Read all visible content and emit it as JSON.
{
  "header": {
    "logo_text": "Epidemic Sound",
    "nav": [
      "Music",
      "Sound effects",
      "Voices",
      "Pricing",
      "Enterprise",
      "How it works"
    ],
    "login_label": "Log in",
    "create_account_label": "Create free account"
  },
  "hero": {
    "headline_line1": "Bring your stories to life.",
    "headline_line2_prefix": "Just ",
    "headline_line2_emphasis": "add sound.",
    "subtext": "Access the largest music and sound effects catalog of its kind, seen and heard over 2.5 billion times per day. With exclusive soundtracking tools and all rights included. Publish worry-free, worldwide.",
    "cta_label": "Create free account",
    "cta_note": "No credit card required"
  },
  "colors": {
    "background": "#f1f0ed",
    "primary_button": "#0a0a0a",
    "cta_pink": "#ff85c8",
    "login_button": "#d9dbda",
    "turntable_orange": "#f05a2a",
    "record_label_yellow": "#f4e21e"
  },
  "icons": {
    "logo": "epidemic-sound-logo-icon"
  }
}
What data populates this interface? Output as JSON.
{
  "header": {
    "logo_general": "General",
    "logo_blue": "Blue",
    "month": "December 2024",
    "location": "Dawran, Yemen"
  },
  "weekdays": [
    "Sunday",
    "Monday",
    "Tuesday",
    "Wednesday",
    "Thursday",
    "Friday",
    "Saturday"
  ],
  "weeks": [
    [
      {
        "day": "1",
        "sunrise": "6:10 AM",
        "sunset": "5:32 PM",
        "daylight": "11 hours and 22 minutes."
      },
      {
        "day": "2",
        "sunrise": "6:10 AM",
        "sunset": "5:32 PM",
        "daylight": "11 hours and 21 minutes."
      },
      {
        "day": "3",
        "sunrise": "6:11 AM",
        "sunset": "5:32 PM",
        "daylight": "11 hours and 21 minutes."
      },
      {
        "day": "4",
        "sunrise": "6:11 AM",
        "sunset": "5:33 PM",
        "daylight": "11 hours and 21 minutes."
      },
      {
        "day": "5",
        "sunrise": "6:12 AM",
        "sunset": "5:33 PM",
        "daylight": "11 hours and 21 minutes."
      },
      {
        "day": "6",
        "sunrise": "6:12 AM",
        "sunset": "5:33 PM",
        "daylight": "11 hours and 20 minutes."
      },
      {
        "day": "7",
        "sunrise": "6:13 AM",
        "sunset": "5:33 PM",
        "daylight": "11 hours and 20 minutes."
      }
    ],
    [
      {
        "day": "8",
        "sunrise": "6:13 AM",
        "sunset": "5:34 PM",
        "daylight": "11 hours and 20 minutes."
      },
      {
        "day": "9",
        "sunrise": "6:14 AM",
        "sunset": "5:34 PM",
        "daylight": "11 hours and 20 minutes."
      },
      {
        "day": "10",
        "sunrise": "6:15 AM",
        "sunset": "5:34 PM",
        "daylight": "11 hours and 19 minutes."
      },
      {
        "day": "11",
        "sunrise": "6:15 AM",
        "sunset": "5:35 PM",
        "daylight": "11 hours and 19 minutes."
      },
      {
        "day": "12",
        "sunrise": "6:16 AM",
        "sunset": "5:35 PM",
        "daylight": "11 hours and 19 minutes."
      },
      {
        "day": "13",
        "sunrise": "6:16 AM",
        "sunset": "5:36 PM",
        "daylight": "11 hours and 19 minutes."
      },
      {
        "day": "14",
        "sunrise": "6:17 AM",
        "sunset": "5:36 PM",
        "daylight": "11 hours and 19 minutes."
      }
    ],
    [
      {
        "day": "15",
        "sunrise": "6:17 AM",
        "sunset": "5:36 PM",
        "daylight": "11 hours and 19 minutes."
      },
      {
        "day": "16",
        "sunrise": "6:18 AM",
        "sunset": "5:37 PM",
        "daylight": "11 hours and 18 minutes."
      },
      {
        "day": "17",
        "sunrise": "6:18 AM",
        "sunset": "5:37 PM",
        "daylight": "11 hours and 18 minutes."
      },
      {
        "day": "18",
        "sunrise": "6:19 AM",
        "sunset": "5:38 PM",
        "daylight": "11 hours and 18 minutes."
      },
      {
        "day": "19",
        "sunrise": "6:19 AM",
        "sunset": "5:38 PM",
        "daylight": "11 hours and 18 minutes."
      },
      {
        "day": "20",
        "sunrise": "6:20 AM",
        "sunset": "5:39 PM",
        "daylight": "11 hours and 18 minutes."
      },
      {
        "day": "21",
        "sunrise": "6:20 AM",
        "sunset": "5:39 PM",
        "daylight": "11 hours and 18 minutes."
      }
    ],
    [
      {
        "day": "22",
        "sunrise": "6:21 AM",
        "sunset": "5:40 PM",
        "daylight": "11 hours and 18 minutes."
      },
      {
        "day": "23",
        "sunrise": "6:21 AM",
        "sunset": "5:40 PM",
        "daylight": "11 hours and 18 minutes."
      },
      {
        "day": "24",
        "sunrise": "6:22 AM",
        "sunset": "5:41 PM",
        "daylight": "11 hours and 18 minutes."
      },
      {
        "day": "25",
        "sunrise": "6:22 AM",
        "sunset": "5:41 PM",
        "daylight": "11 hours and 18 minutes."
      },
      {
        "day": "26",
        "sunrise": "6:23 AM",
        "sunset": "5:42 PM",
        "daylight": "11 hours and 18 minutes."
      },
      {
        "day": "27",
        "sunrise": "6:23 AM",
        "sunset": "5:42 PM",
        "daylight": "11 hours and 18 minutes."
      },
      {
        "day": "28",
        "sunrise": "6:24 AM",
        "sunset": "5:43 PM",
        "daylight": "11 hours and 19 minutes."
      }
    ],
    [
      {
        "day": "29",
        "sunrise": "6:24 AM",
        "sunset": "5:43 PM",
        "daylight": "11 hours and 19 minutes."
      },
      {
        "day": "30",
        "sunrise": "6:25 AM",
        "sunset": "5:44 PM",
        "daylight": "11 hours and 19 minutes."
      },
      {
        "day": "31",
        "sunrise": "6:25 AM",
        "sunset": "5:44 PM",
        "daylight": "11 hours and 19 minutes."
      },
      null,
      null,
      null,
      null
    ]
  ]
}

^^^^^^^^

- _Work required_: Produce an exact copy of all the records.

- _Result for this task_:
Read all visible content and emit it as JSON.
{
  "header": {
    "logo_text": "Epidemic Sound",
    "nav": [
      "Music",
      "Sound effects",
      "Voices",
      "Pricing",
      "Enterprise",
      "How it works"
    ],
    "login_label": "Log in",
    "create_account_label": "Create free account"
  },
  "hero": {
    "headline_line1": "Bring your stories to life.",
    "headline_line2_prefix": "Just ",
    "headline_line2_emphasis": "add sound.",
    "subtext": "Access the largest music and sound effects catalog of its kind, seen and heard over 2.5 billion times per day. With exclusive soundtracking tools and all rights included. Publish worry-free, worldwide.",
    "cta_label": "Create free account",
    "cta_note": "No credit card required"
  },
  "colors": {
    "background": "#f1f0ed",
    "primary_button": "#0a0a0a",
    "cta_pink": "#ff85c8",
    "login_button": "#d9dbda",
    "turntable_orange": "#f05a2a",
    "record_label_yellow": "#f4e21e"
  },
  "icons": {
    "logo": "epidemic-sound-logo-icon"
  }
}
What data populates this interface? Output as JSON.
{
  "header": {
    "logo_general": "General",
    "logo_blue": "Blue",
    "month": "December 2024",
    "location": "Dawran, Yemen"
  },
  "weekdays": [
    "Sunday",
    "Monday",
    "Tuesday",
    "Wednesday",
    "Thursday",
    "Friday",
    "Saturday"
  ],
  "weeks": [
    [
      {
        "day": "1",
        "sunrise": "6:10 AM",
        "sunset": "5:32 PM",
        "daylight": "11 hours and 22 minutes."
      },
      {
        "day": "2",
        "sunrise": "6:10 AM",
        "sunset": "5:32 PM",
        "daylight": "11 hours and 21 minutes."
      },
      {
        "day": "3",
        "sunrise": "6:11 AM",
        "sunset": "5:32 PM",
        "daylight": "11 hours and 21 minutes."
      },
      {
        "day": "4",
        "sunrise": "6:11 AM",
        "sunset": "5:33 PM",
        "daylight": "11 hours and 21 minutes."
      },
      {
        "day": "5",
        "sunrise": "6:12 AM",
        "sunset": "5:33 PM",
        "daylight": "11 hours and 21 minutes."
      },
      {
        "day": "6",
        "sunrise": "6:12 AM",
        "sunset": "5:33 PM",
        "daylight": "11 hours and 20 minutes."
      },
      {
        "day": "7",
        "sunrise": "6:13 AM",
        "sunset": "5:33 PM",
        "daylight": "11 hours and 20 minutes."
      }
    ],
    [
      {
        "day": "8",
        "sunrise": "6:13 AM",
        "sunset": "5:34 PM",
        "daylight": "11 hours and 20 minutes."
      },
      {
        "day": "9",
        "sunrise": "6:14 AM",
        "sunset": "5:34 PM",
        "daylight": "11 hours and 20 minutes."
      },
      {
        "day": "10",
        "sunrise": "6:15 AM",
        "sunset": "5:34 PM",
        "daylight": "11 hours and 19 minutes."
      },
      {
        "day": "11",
        "sunrise": "6:15 AM",
        "sunset": "5:35 PM",
        "daylight": "11 hours and 19 minutes."
      },
      {
        "day": "12",
        "sunrise": "6:16 AM",
        "sunset": "5:35 PM",
        "daylight": "11 hours and 19 minutes."
      },
      {
        "day": "13",
        "sunrise": "6:16 AM",
        "sunset": "5:36 PM",
        "daylight": "11 hours and 19 minutes."
      },
      {
        "day": "14",
        "sunrise": "6:17 AM",
        "sunset": "5:36 PM",
        "daylight": "11 hours and 19 minutes."
      }
    ],
    [
      {
        "day": "15",
        "sunrise": "6:17 AM",
        "sunset": "5:36 PM",
        "daylight": "11 hours and 19 minutes."
      },
      {
        "day": "16",
        "sunrise": "6:18 AM",
        "sunset": "5:37 PM",
        "daylight": "11 hours and 18 minutes."
      },
      {
        "day": "17",
        "sunrise": "6:18 AM",
        "sunset": "5:37 PM",
        "daylight": "11 hours and 18 minutes."
      },
      {
        "day": "18",
        "sunrise": "6:19 AM",
        "sunset": "5:38 PM",
        "daylight": "11 hours and 18 minutes."
      },
      {
        "day": "19",
        "sunrise": "6:19 AM",
        "sunset": "5:38 PM",
        "daylight": "11 hours and 18 minutes."
      },
      {
        "day": "20",
        "sunrise": "6:20 AM",
        "sunset": "5:39 PM",
        "daylight": "11 hours and 18 minutes."
      },
      {
        "day": "21",
        "sunrise": "6:20 AM",
        "sunset": "5:39 PM",
        "daylight": "11 hours and 18 minutes."
      }
    ],
    [
      {
        "day": "22",
        "sunrise": "6:21 AM",
        "sunset": "5:40 PM",
        "daylight": "11 hours and 18 minutes."
      },
      {
        "day": "23",
        "sunrise": "6:21 AM",
        "sunset": "5:40 PM",
        "daylight": "11 hours and 18 minutes."
      },
      {
        "day": "24",
        "sunrise": "6:22 AM",
        "sunset": "5:41 PM",
        "daylight": "11 hours and 18 minutes."
      },
      {
        "day": "25",
        "sunrise": "6:22 AM",
        "sunset": "5:41 PM",
        "daylight": "11 hours and 18 minutes."
      },
      {
        "day": "26",
        "sunrise": "6:23 AM",
        "sunset": "5:42 PM",
        "daylight": "11 hours and 18 minutes."
      },
      {
        "day": "27",
        "sunrise": "6:23 AM",
        "sunset": "5:42 PM",
        "daylight": "11 hours and 18 minutes."
      },
      {
        "day": "28",
        "sunrise": "6:24 AM",
        "sunset": "5:43 PM",
        "daylight": "11 hours and 19 minutes."
      }
    ],
    [
      {
        "day": "29",
        "sunrise": "6:24 AM",
        "sunset": "5:43 PM",
        "daylight": "11 hours and 19 minutes."
      },
      {
        "day": "30",
        "sunrise": "6:25 AM",
        "sunset": "5:44 PM",
        "daylight": "11 hours and 19 minutes."
      },
      {
        "day": "31",
        "sunrise": "6:25 AM",
        "sunset": "5:44 PM",
        "daylight": "11 hours and 19 minutes."
      },
      null,
      null,
      null,
      null
    ]
  ]
}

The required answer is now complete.